## WORK TO COMPLETE:
Write out, word for word, every line from the one containing "What text is on this page?" through the last line of the records below, both ends included.

------------------------------

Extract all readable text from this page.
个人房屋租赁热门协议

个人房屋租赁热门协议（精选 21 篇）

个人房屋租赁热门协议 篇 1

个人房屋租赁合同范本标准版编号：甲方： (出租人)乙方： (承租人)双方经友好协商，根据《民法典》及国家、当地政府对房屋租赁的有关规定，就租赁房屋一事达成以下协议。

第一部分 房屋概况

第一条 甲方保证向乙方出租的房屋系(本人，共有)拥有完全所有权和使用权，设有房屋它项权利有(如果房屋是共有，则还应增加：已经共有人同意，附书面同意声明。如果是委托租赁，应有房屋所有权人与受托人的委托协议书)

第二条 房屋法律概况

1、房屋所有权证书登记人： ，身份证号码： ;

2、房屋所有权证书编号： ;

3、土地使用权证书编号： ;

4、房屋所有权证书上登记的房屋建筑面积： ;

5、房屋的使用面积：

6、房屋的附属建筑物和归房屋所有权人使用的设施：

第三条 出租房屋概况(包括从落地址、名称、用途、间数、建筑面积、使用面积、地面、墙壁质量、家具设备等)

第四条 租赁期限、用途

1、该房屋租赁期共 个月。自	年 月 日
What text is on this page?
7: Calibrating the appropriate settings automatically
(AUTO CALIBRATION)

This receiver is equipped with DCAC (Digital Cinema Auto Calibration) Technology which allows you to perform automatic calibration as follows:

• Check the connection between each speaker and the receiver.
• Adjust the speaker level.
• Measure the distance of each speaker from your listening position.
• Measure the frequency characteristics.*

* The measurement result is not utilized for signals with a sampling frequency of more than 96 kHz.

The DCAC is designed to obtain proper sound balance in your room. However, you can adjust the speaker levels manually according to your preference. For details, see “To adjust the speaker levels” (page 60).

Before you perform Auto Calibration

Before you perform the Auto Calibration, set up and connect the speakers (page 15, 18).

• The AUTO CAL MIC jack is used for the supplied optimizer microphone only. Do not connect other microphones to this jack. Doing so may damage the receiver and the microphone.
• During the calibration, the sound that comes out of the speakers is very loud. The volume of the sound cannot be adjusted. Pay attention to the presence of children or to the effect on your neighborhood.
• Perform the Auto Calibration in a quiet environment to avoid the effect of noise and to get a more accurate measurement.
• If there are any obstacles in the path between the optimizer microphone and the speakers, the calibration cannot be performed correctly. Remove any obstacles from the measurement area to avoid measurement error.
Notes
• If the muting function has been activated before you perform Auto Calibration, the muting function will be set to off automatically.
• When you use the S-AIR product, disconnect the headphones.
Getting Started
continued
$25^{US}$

------------------------------

## ANSWER FOR THE TASK:
What text is on this page?
7: Calibrating the appropriate settings automatically
(AUTO CALIBRATION)

This receiver is equipped with DCAC (Digital Cinema Auto Calibration) Technology which allows you to perform automatic calibration as follows:

• Check the connection between each speaker and the receiver.
• Adjust the speaker level.
• Measure the distance of each speaker from your listening position.
• Measure the frequency characteristics.*

* The measurement result is not utilized for signals with a sampling frequency of more than 96 kHz.

The DCAC is designed to obtain proper sound balance in your room. However, you can adjust the speaker levels manually according to your preference. For details, see “To adjust the speaker levels” (page 60).

Before you perform Auto Calibration

Before you perform the Auto Calibration, set up and connect the speakers (page 15, 18).

• The AUTO CAL MIC jack is used for the supplied optimizer microphone only. Do not connect other microphones to this jack. Doing so may damage the receiver and the microphone.
• During the calibration, the sound that comes out of the speakers is very loud. The volume of the sound cannot be adjusted. Pay attention to the presence of children or to the effect on your neighborhood.
• Perform the Auto Calibration in a quiet environment to avoid the effect of noise and to get a more accurate measurement.
• If there are any obstacles in the path between the optimizer microphone and the speakers, the calibration cannot be performed correctly. Remove any obstacles from the measurement area to avoid measurement error.
Notes
• If the muting function has been activated before you perform Auto Calibration, the muting function will be set to off automatically.
• When you use the S-AIR product, disconnect the headphones.
Getting Started
continued
$25^{US}$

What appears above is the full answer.